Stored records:
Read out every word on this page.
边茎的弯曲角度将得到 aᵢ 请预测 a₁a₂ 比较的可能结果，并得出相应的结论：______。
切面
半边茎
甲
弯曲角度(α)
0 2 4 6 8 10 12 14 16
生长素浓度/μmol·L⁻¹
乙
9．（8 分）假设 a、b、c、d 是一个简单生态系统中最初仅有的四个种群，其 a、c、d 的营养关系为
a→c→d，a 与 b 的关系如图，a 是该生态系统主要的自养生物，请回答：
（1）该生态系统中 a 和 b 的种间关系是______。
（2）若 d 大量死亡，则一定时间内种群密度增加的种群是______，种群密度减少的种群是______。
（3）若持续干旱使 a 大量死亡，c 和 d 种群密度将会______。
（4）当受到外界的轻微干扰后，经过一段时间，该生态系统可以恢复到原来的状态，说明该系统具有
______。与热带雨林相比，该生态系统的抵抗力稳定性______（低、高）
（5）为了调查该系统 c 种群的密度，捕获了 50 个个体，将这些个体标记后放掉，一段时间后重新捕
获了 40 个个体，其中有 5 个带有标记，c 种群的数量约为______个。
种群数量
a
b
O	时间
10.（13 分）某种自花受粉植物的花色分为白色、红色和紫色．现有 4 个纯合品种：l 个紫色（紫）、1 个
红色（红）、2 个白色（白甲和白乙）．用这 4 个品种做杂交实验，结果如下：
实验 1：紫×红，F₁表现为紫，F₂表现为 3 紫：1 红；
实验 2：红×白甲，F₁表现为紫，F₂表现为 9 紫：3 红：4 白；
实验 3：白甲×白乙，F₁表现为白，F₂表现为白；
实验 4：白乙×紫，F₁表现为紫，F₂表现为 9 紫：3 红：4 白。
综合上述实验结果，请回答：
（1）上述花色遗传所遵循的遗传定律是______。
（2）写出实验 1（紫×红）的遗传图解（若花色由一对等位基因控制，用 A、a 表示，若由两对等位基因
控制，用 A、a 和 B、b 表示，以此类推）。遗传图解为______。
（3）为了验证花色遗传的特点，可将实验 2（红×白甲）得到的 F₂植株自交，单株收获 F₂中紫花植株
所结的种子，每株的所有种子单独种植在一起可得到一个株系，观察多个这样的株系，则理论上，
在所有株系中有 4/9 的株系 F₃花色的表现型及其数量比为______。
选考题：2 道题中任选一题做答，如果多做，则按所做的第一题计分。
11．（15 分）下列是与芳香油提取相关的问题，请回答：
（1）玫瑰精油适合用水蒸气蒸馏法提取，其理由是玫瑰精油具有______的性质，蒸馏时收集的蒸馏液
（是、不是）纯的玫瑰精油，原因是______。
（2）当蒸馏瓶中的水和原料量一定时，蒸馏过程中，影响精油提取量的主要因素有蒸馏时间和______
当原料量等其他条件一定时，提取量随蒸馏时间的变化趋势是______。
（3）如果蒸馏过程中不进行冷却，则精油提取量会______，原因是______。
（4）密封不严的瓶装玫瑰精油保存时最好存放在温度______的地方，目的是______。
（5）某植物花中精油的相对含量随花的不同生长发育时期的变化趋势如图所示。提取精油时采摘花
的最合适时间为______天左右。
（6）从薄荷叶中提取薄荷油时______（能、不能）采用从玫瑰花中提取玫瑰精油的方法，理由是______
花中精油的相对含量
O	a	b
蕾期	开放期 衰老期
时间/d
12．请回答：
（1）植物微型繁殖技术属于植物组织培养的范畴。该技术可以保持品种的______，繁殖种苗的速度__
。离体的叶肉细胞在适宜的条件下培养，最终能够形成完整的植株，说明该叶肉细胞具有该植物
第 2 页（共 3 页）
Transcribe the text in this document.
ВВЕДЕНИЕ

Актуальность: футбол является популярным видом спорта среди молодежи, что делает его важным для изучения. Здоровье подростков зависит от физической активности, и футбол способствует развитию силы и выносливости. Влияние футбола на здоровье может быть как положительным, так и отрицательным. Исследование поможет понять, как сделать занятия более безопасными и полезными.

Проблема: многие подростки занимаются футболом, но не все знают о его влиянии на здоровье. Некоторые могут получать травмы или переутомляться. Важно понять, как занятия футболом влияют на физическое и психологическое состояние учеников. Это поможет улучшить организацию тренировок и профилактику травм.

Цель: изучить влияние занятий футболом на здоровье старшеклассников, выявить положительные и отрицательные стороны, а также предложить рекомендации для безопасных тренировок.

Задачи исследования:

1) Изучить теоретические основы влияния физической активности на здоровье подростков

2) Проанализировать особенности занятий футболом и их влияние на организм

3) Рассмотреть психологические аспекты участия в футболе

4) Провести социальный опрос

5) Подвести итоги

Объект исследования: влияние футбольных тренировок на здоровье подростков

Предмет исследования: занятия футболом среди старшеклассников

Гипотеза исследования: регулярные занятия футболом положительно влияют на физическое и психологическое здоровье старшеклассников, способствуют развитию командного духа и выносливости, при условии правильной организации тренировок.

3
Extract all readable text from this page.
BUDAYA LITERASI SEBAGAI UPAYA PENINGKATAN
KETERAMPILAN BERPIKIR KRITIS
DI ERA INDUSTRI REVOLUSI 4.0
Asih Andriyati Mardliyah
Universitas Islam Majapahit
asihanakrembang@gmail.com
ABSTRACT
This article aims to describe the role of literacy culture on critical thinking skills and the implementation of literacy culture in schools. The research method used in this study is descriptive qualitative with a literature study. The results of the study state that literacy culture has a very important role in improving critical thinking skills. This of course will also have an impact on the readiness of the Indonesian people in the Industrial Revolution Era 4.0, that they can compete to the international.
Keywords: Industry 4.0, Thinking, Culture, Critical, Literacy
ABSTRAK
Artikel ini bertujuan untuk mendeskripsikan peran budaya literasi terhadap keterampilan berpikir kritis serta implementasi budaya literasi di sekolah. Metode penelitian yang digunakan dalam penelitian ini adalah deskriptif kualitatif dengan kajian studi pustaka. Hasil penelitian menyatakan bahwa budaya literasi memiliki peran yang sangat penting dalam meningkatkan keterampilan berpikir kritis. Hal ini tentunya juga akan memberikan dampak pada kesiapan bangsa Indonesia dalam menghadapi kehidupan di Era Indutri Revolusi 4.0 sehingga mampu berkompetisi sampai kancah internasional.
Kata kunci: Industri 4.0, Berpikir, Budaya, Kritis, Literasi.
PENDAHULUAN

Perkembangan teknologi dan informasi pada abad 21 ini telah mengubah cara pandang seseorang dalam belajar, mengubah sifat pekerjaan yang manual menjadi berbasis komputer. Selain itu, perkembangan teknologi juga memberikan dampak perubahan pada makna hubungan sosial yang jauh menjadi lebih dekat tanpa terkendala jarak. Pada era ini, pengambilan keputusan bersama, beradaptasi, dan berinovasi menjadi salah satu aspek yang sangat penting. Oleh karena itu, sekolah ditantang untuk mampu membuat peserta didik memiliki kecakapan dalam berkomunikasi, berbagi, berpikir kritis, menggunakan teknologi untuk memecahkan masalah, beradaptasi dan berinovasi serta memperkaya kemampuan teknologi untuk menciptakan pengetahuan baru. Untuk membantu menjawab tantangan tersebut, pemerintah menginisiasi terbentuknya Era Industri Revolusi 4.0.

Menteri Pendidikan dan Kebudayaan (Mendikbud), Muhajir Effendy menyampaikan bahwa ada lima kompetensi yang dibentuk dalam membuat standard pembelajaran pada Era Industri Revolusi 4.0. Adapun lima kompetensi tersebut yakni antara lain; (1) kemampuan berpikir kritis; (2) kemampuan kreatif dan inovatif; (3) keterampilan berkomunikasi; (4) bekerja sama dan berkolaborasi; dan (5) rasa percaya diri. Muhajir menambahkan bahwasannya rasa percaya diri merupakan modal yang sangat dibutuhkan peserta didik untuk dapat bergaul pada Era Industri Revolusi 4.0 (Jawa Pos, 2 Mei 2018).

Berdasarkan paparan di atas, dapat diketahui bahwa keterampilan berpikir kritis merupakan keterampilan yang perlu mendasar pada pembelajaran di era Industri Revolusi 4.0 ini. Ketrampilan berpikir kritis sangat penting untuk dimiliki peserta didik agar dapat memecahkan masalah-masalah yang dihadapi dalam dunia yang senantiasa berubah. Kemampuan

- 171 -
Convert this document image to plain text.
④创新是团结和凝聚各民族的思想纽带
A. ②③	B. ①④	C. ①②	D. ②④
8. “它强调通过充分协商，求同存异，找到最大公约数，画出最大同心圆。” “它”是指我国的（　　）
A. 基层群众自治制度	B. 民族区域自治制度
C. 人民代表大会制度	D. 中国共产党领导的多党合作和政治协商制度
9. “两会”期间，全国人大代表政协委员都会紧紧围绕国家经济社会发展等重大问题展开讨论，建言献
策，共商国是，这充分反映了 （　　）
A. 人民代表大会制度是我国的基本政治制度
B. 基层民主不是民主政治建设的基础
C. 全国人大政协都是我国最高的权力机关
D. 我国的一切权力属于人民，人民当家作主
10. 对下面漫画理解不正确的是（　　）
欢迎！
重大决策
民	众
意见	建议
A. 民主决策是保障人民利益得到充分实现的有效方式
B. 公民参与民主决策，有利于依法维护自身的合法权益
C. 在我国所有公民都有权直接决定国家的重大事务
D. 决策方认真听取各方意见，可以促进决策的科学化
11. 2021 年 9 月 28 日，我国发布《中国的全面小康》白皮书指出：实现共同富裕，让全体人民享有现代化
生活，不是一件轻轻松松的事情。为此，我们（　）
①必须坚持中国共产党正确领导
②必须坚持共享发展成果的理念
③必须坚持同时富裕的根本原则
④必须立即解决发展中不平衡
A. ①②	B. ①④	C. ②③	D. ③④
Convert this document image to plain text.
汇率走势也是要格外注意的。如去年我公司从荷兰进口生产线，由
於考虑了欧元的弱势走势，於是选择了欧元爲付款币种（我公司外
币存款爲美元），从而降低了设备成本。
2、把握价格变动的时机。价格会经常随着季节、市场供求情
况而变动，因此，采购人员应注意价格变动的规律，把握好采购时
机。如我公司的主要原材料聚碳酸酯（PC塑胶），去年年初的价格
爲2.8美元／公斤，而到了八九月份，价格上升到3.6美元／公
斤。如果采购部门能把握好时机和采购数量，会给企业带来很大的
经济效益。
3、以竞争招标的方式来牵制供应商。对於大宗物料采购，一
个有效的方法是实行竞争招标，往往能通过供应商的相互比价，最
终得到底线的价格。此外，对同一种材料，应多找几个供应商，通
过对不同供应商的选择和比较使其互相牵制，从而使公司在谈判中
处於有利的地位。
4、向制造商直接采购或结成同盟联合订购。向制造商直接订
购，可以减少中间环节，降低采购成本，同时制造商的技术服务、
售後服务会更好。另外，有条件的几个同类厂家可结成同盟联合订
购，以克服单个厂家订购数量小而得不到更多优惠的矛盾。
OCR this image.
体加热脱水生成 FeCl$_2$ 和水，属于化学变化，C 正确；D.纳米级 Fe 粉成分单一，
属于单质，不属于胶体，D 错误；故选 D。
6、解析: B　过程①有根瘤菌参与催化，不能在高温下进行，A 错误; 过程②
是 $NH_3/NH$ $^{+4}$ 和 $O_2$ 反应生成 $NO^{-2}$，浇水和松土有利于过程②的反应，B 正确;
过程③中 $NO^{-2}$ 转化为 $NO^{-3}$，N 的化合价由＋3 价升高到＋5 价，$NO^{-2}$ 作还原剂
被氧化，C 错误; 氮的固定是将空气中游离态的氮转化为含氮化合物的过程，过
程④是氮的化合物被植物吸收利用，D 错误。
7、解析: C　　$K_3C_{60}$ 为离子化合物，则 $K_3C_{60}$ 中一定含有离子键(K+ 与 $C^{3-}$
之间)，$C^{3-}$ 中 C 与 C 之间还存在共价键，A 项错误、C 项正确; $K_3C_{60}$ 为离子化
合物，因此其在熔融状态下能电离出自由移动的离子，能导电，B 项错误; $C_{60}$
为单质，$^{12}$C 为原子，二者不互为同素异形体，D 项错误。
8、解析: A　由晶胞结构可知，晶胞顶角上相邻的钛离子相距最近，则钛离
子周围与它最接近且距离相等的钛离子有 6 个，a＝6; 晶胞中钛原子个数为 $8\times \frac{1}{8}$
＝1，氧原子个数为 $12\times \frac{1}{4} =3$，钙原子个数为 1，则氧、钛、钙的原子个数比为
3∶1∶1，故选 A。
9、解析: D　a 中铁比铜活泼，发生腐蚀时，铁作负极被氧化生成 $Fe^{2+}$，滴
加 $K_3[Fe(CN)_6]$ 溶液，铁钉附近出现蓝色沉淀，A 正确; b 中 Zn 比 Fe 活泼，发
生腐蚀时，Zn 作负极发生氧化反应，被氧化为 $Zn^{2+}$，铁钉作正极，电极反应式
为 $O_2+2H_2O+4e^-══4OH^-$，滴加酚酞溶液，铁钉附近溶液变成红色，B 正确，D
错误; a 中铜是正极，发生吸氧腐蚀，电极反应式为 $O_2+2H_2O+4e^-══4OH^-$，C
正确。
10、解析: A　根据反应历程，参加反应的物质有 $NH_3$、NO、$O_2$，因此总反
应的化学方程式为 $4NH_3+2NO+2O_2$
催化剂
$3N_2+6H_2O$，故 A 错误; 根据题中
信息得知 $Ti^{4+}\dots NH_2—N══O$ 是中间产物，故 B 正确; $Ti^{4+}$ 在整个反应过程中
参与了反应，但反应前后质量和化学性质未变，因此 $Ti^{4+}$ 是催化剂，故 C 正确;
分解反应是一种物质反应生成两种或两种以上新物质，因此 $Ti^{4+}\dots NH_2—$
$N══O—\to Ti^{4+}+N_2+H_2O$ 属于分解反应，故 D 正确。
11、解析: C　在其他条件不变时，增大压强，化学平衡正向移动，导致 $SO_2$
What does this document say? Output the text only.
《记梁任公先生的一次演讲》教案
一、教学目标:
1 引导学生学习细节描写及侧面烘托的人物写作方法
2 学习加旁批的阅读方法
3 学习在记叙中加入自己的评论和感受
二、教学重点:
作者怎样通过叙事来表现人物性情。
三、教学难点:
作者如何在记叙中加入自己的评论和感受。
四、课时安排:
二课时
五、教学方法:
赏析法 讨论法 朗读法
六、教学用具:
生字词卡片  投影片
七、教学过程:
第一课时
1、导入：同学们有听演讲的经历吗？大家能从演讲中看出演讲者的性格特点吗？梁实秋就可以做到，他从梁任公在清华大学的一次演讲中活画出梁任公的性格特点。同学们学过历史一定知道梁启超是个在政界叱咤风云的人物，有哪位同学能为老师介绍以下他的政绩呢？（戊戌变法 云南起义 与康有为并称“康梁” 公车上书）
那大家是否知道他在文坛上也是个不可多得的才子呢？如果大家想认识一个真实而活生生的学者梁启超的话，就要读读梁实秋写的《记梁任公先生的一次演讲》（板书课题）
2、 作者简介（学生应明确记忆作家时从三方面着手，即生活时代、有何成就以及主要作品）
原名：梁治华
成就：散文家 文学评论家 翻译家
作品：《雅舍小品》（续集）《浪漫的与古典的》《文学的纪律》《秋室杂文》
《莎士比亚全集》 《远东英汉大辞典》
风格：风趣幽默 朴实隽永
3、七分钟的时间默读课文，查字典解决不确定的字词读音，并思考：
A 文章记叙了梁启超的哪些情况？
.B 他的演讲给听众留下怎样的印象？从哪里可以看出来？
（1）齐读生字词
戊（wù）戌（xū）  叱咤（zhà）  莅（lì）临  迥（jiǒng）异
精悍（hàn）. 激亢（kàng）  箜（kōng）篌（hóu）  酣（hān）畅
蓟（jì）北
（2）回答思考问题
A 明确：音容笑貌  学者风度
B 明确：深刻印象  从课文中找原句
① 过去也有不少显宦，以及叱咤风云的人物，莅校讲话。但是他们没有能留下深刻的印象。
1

** Problem **
Scan the material above for the string "понять" and return the lines that hold it.

** Answer in full **
Актуальность: футбол является популярным видом спорта среди молодежи, что делает его важным для изучения. Здоровье подростков зависит от физической активности, и футбол способствует развитию силы и выносливости. Влияние футбола на здоровье может быть как положительным, так и отрицательным. Исследование поможет понять, как сделать занятия более безопасными и полезными.
Проблема: многие подростки занимаются футболом, но не все знают о его влиянии на здоровье. Некоторые могут получать травмы или переутомляться. Важно понять, как занятия футболом влияют на физическое и психологическое состояние учеников. Это поможет улучшить организацию тренировок и профилактику травм.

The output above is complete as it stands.